> **WHAT IS ASKED**: Gather each line in the entries that includes the string "this".

> **RECORDED INFORMATION**:

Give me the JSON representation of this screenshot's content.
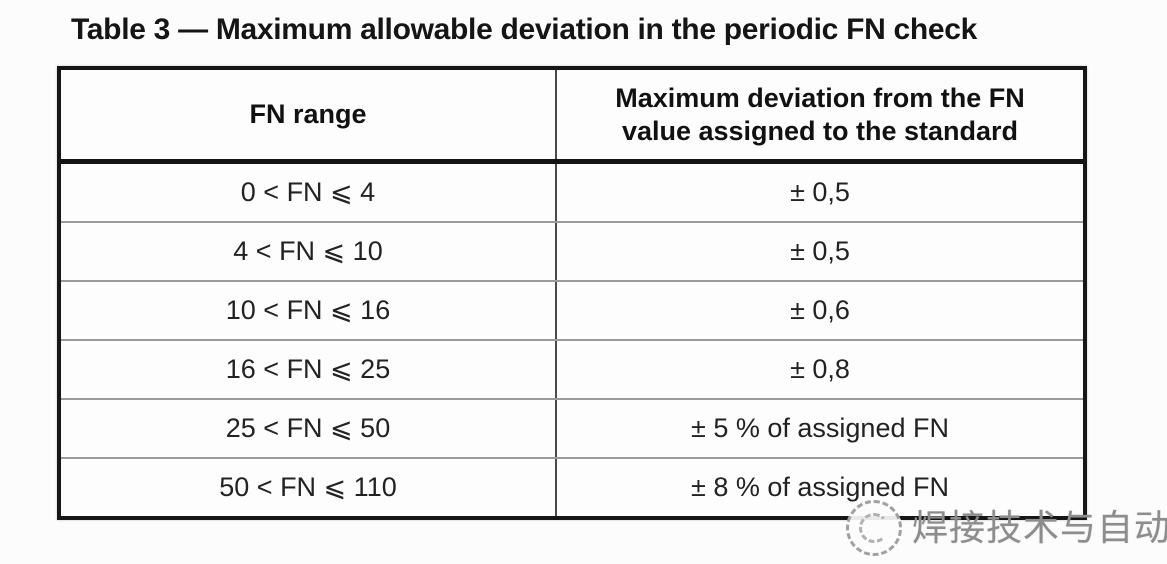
{
  "title": "Table 3 — Maximum allowable deviation in the periodic FN check",
  "table": {
    "header": {
      "col1": "FN range",
      "col2_line1": "Maximum deviation from the FN",
      "col2_line2": "value assigned to the standard"
    },
    "rows": [
      {
        "range": "0 < FN ⩽ 4",
        "deviation": "± 0,5"
      },
      {
        "range": "4 < FN ⩽ 10",
        "deviation": "± 0,5"
      },
      {
        "range": "10 < FN ⩽ 16",
        "deviation": "± 0,6"
      },
      {
        "range": "16 < FN ⩽ 25",
        "deviation": "± 0,8"
      },
      {
        "range": "25 < FN ⩽ 50",
        "deviation": "± 5 % of assigned FN"
      },
      {
        "range": "50 < FN ⩽ 110",
        "deviation": "± 8 % of assigned FN"
      }
    ]
  },
  "watermark": {
    "icon": "dashed-circle-logo",
    "text": "焊接技术与自动化",
    "color": "#8d8d8d"
  },
  "colors": {
    "background": "#fcfcfc",
    "text": "#1a1a1a",
    "outer_border": "#161616",
    "header_separator": "#141414",
    "column_divider": "#4a4a4a",
    "row_divider": "#9b9b9b"
  }
}
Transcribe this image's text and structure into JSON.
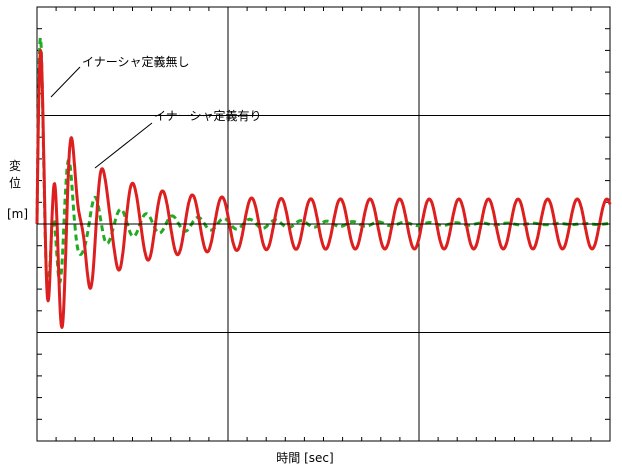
{
  "chart_data": {
    "type": "line",
    "title": "",
    "xlabel": "時間 [sec]",
    "ylabel_chars": [
      "変",
      "位"
    ],
    "ylabel_unit": "[m]",
    "grid": true,
    "x_major_ticks": 3,
    "x_minor_per_major": 10,
    "y_major_ticks": 4,
    "y_minor_per_major": 5,
    "xlim": [
      0,
      30
    ],
    "ylim": [
      -2,
      2
    ],
    "series": [
      {
        "name": "イナーシャ定義無し",
        "color": "#22aa22",
        "style": "dashed",
        "amplitude": 2.05,
        "decay_fast": 0.85,
        "decay_slow": 0.12,
        "period": 1.35
      },
      {
        "name": "イナーシャ定義有り",
        "color": "#dd1f1f",
        "style": "solid",
        "amplitude": 1.55,
        "decay_fast": 0.45,
        "floor_amplitude": 0.23,
        "period": 1.55
      }
    ],
    "annotations": [
      {
        "text": "イナーシャ定義無し",
        "series": 0
      },
      {
        "text": "イナーシャ定義有り",
        "series": 1
      }
    ]
  }
}
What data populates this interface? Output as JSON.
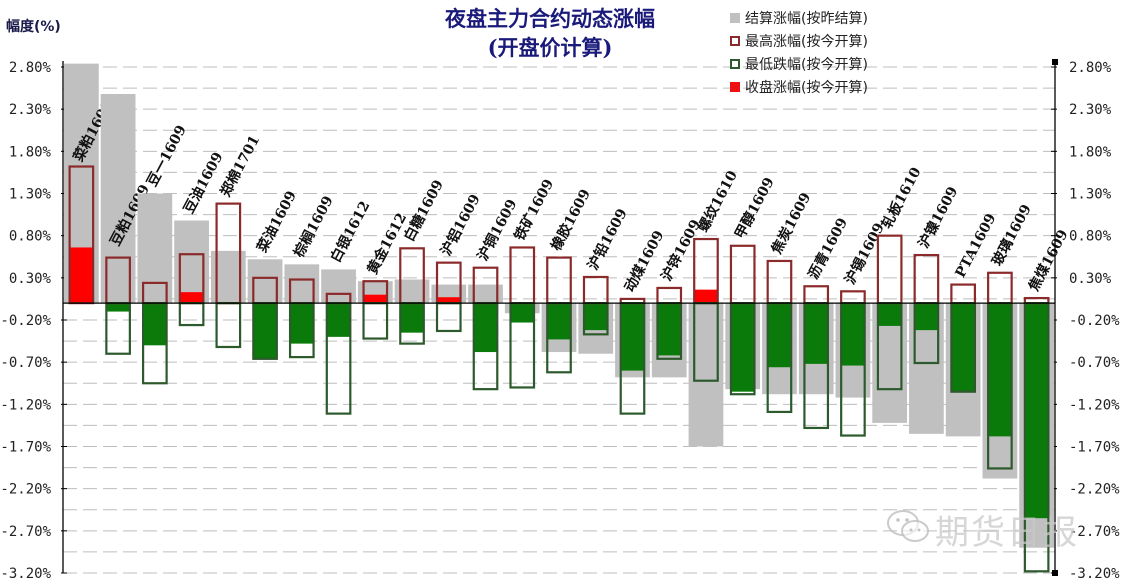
{
  "header": {
    "title_line1": "夜盘主力合约动态涨幅",
    "title_line2": "(开盘价计算)",
    "y_axis_label": "幅度(%)"
  },
  "legend": [
    {
      "label": "结算涨幅(按昨结算)",
      "style": "gray-fill",
      "color": "#c0c0c0"
    },
    {
      "label": "最高涨幅(按今开算)",
      "style": "red-outline",
      "color": "#8b2020"
    },
    {
      "label": "最低跌幅(按今开算)",
      "style": "green-outline",
      "color": "#2e5a2e"
    },
    {
      "label": "收盘涨幅(按今开算)",
      "style": "red-fill",
      "color": "#ee1111"
    }
  ],
  "watermark": "期货日报",
  "colors": {
    "settle": "#c0c0c0",
    "high_outline": "#8b2a2a",
    "low_outline": "#2d5a2d",
    "close_up": "#ff0000",
    "close_down": "#0a7a0a",
    "grid": "#bdbdbd",
    "title": "#1a1a7a"
  },
  "chart_data": {
    "type": "bar",
    "title": "夜盘主力合约动态涨幅(开盘价计算)",
    "xlabel": "",
    "ylabel": "幅度(%)",
    "ylim": [
      -3.2,
      2.8
    ],
    "yticks": [
      "2.80%",
      "2.30%",
      "1.80%",
      "1.30%",
      "0.80%",
      "0.30%",
      "-0.20%",
      "-0.70%",
      "-1.20%",
      "-1.70%",
      "-2.20%",
      "-2.70%",
      "-3.20%"
    ],
    "grid": true,
    "legend_position": "top-right",
    "categories": [
      "菜粕1609",
      "豆粕1609",
      "豆一1609",
      "豆油1609",
      "郑棉1701",
      "菜油1609",
      "棕榈1609",
      "白银1612",
      "黄金1612",
      "白糖1609",
      "沪铝1609",
      "沪铜1609",
      "铁矿1609",
      "橡胶1609",
      "沪铅1609",
      "动煤1609",
      "沪锌1609",
      "螺纹1610",
      "甲醇1609",
      "焦炭1609",
      "沥青1609",
      "沪锡1609",
      "轧板1610",
      "沪镍1609",
      "PTA1609",
      "玻璃1609",
      "焦煤1609"
    ],
    "series": [
      {
        "name": "结算涨幅(按昨结算)",
        "values": [
          2.84,
          2.48,
          1.3,
          0.98,
          0.62,
          0.52,
          0.46,
          0.4,
          0.26,
          0.28,
          0.22,
          0.22,
          -0.12,
          -0.58,
          -0.6,
          -0.88,
          -0.88,
          -1.7,
          -1.02,
          -1.08,
          -1.08,
          -1.12,
          -1.42,
          -1.55,
          -1.58,
          -2.08,
          -2.9
        ]
      },
      {
        "name": "最高涨幅(按今开算)",
        "values": [
          1.62,
          0.54,
          0.24,
          0.58,
          1.18,
          0.3,
          0.28,
          0.11,
          0.26,
          0.65,
          0.48,
          0.42,
          0.66,
          0.54,
          0.31,
          0.05,
          0.18,
          0.76,
          0.68,
          0.5,
          0.2,
          0.14,
          0.8,
          0.57,
          0.22,
          0.36,
          0.06
        ]
      },
      {
        "name": "最低跌幅(按今开算)",
        "values": [
          0.0,
          -0.6,
          -0.95,
          -0.26,
          -0.52,
          -0.66,
          -0.64,
          -1.31,
          -0.42,
          -0.48,
          -0.33,
          -1.02,
          -1.0,
          -0.82,
          -0.37,
          -1.31,
          -0.66,
          -0.92,
          -1.08,
          -1.29,
          -1.48,
          -1.57,
          -1.02,
          -0.71,
          -1.05,
          -1.96,
          -3.18
        ]
      },
      {
        "name": "收盘涨幅(按今开算)",
        "values": [
          0.66,
          -0.1,
          -0.5,
          0.13,
          0.0,
          -0.67,
          -0.48,
          -0.4,
          0.1,
          -0.35,
          0.07,
          -0.58,
          -0.23,
          -0.43,
          -0.32,
          -0.8,
          -0.62,
          0.16,
          -1.05,
          -0.76,
          -0.72,
          -0.74,
          -0.27,
          -0.32,
          -1.05,
          -1.58,
          -2.55
        ]
      }
    ]
  }
}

> **TASK OUTPUT**:
Give me the JSON representation of this screenshot's content.
Transcribe this image's text and structure into JSON.
What data populates this interface? Output as JSON.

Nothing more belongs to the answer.